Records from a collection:
## start

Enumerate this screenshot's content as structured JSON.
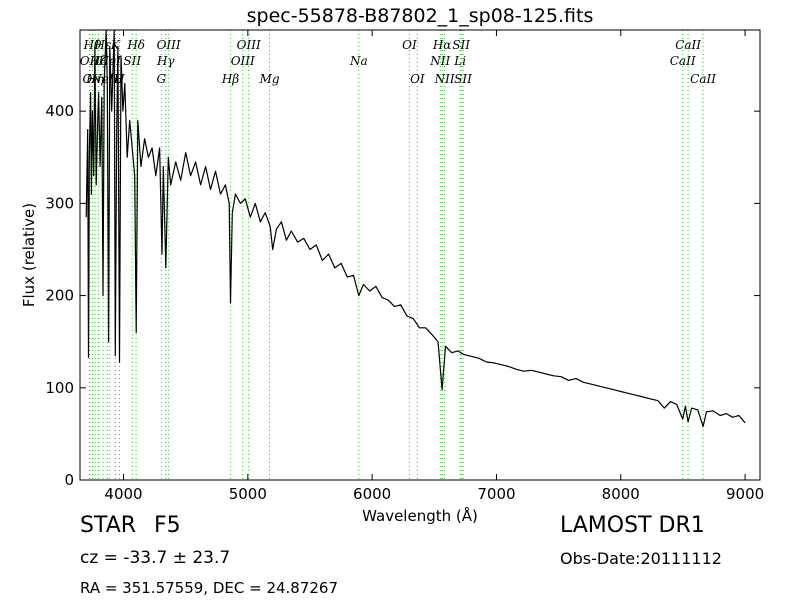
{
  "title": "spec-55878-B87802_1_sp08-125.fits",
  "info": {
    "class": "STAR",
    "subclass": "F5",
    "redshift": "cz = -33.7 ± 23.7",
    "coords": "RA = 351.57559, DEC = 24.87267",
    "survey": "LAMOST DR1",
    "obs_date": "Obs-Date:20111112"
  },
  "chart_data": {
    "type": "line",
    "title": "spec-55878-B87802_1_sp08-125.fits",
    "xlabel": "Wavelength (Å)",
    "ylabel": "Flux (relative)",
    "xlim": [
      3650,
      9120
    ],
    "ylim": [
      0,
      488
    ],
    "xticks": [
      4000,
      5000,
      6000,
      7000,
      8000,
      9000
    ],
    "yticks": [
      0,
      100,
      200,
      300,
      400
    ],
    "grid": false,
    "series_color": "#000000",
    "line_marker_color": "#3cb43c",
    "spectrum": [
      [
        3700,
        285
      ],
      [
        3712,
        380
      ],
      [
        3718,
        133
      ],
      [
        3725,
        350
      ],
      [
        3735,
        420
      ],
      [
        3742,
        310
      ],
      [
        3750,
        400
      ],
      [
        3760,
        330
      ],
      [
        3770,
        470
      ],
      [
        3780,
        320
      ],
      [
        3795,
        400
      ],
      [
        3800,
        420
      ],
      [
        3812,
        340
      ],
      [
        3825,
        415
      ],
      [
        3835,
        200
      ],
      [
        3845,
        430
      ],
      [
        3860,
        488
      ],
      [
        3870,
        430
      ],
      [
        3880,
        150
      ],
      [
        3890,
        470
      ],
      [
        3905,
        400
      ],
      [
        3925,
        488
      ],
      [
        3934,
        135
      ],
      [
        3945,
        380
      ],
      [
        3955,
        470
      ],
      [
        3968,
        128
      ],
      [
        3980,
        460
      ],
      [
        3995,
        400
      ],
      [
        4010,
        430
      ],
      [
        4030,
        350
      ],
      [
        4050,
        390
      ],
      [
        4070,
        360
      ],
      [
        4090,
        330
      ],
      [
        4102,
        160
      ],
      [
        4115,
        390
      ],
      [
        4140,
        340
      ],
      [
        4170,
        370
      ],
      [
        4200,
        350
      ],
      [
        4230,
        360
      ],
      [
        4260,
        330
      ],
      [
        4290,
        360
      ],
      [
        4310,
        245
      ],
      [
        4320,
        340
      ],
      [
        4340,
        230
      ],
      [
        4360,
        350
      ],
      [
        4380,
        320
      ],
      [
        4420,
        345
      ],
      [
        4460,
        325
      ],
      [
        4500,
        355
      ],
      [
        4540,
        330
      ],
      [
        4580,
        345
      ],
      [
        4620,
        320
      ],
      [
        4660,
        340
      ],
      [
        4700,
        315
      ],
      [
        4740,
        335
      ],
      [
        4780,
        310
      ],
      [
        4820,
        320
      ],
      [
        4850,
        300
      ],
      [
        4861,
        192
      ],
      [
        4875,
        290
      ],
      [
        4900,
        310
      ],
      [
        4940,
        300
      ],
      [
        4980,
        305
      ],
      [
        5020,
        285
      ],
      [
        5060,
        300
      ],
      [
        5100,
        280
      ],
      [
        5140,
        290
      ],
      [
        5180,
        275
      ],
      [
        5200,
        250
      ],
      [
        5230,
        272
      ],
      [
        5270,
        280
      ],
      [
        5310,
        260
      ],
      [
        5350,
        270
      ],
      [
        5400,
        258
      ],
      [
        5450,
        262
      ],
      [
        5500,
        250
      ],
      [
        5550,
        255
      ],
      [
        5600,
        238
      ],
      [
        5650,
        245
      ],
      [
        5700,
        230
      ],
      [
        5750,
        235
      ],
      [
        5800,
        220
      ],
      [
        5850,
        222
      ],
      [
        5893,
        200
      ],
      [
        5930,
        212
      ],
      [
        5980,
        205
      ],
      [
        6030,
        210
      ],
      [
        6080,
        198
      ],
      [
        6130,
        195
      ],
      [
        6180,
        188
      ],
      [
        6230,
        190
      ],
      [
        6280,
        178
      ],
      [
        6330,
        175
      ],
      [
        6380,
        165
      ],
      [
        6430,
        165
      ],
      [
        6480,
        158
      ],
      [
        6530,
        150
      ],
      [
        6563,
        98
      ],
      [
        6590,
        145
      ],
      [
        6640,
        138
      ],
      [
        6690,
        140
      ],
      [
        6740,
        136
      ],
      [
        6800,
        134
      ],
      [
        6860,
        132
      ],
      [
        6920,
        128
      ],
      [
        6980,
        127
      ],
      [
        7040,
        125
      ],
      [
        7100,
        123
      ],
      [
        7160,
        120
      ],
      [
        7220,
        118
      ],
      [
        7280,
        119
      ],
      [
        7340,
        117
      ],
      [
        7400,
        115
      ],
      [
        7460,
        113
      ],
      [
        7520,
        112
      ],
      [
        7580,
        108
      ],
      [
        7640,
        110
      ],
      [
        7700,
        106
      ],
      [
        7760,
        104
      ],
      [
        7820,
        102
      ],
      [
        7880,
        100
      ],
      [
        7940,
        98
      ],
      [
        8000,
        96
      ],
      [
        8060,
        94
      ],
      [
        8120,
        92
      ],
      [
        8180,
        90
      ],
      [
        8240,
        88
      ],
      [
        8300,
        86
      ],
      [
        8350,
        78
      ],
      [
        8400,
        85
      ],
      [
        8450,
        82
      ],
      [
        8498,
        66
      ],
      [
        8520,
        80
      ],
      [
        8542,
        63
      ],
      [
        8570,
        78
      ],
      [
        8620,
        76
      ],
      [
        8662,
        58
      ],
      [
        8690,
        74
      ],
      [
        8740,
        75
      ],
      [
        8800,
        70
      ],
      [
        8850,
        72
      ],
      [
        8900,
        68
      ],
      [
        8950,
        70
      ],
      [
        9000,
        62
      ]
    ],
    "line_markers": [
      {
        "x": 3726,
        "label": "OII",
        "row": 2
      },
      {
        "x": 3729,
        "label": "OI",
        "row": 3
      },
      {
        "x": 3750,
        "label": "Hθ",
        "row": 1
      },
      {
        "x": 3771,
        "label": "Hη",
        "row": 3
      },
      {
        "x": 3798,
        "label": "Hζ",
        "row": 2
      },
      {
        "x": 3835,
        "label": "Hε",
        "row": 1
      },
      {
        "x": 3869,
        "label": "NeIII",
        "row": 3
      },
      {
        "x": 3889,
        "label": "HeI",
        "row": 2
      },
      {
        "x": 3934,
        "label": "K",
        "row": 1
      },
      {
        "x": 3968,
        "label": "H",
        "row": 3
      },
      {
        "x": 4070,
        "label": "SII",
        "row": 2
      },
      {
        "x": 4102,
        "label": "Hδ",
        "row": 1
      },
      {
        "x": 4304,
        "label": "G",
        "row": 3
      },
      {
        "x": 4340,
        "label": "Hγ",
        "row": 2
      },
      {
        "x": 4363,
        "label": "OIII",
        "row": 1
      },
      {
        "x": 4861,
        "label": "Hβ",
        "row": 3
      },
      {
        "x": 4959,
        "label": "OIII",
        "row": 2
      },
      {
        "x": 5007,
        "label": "OIII",
        "row": 1
      },
      {
        "x": 5175,
        "label": "Mg",
        "row": 3
      },
      {
        "x": 5893,
        "label": "Na",
        "row": 2
      },
      {
        "x": 6300,
        "label": "OI",
        "row": 1
      },
      {
        "x": 6364,
        "label": "OI",
        "row": 3
      },
      {
        "x": 6548,
        "label": "NII",
        "row": 2
      },
      {
        "x": 6563,
        "label": "Hα",
        "row": 1
      },
      {
        "x": 6583,
        "label": "NII",
        "row": 3
      },
      {
        "x": 6708,
        "label": "Li",
        "row": 2
      },
      {
        "x": 6716,
        "label": "SII",
        "row": 1
      },
      {
        "x": 6731,
        "label": "SII",
        "row": 3
      },
      {
        "x": 8498,
        "label": "CaII",
        "row": 2
      },
      {
        "x": 8542,
        "label": "CaII",
        "row": 1
      },
      {
        "x": 8662,
        "label": "CaII",
        "row": 3
      }
    ]
  }
}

## end

> **WORK REQUIRED**:
Find all lines with "fits" in them and copy each one.

> **RESULT**:
  "title": "spec-55878-B87802_1_sp08-125.fits",
    "title": "spec-55878-B87802_1_sp08-125.fits",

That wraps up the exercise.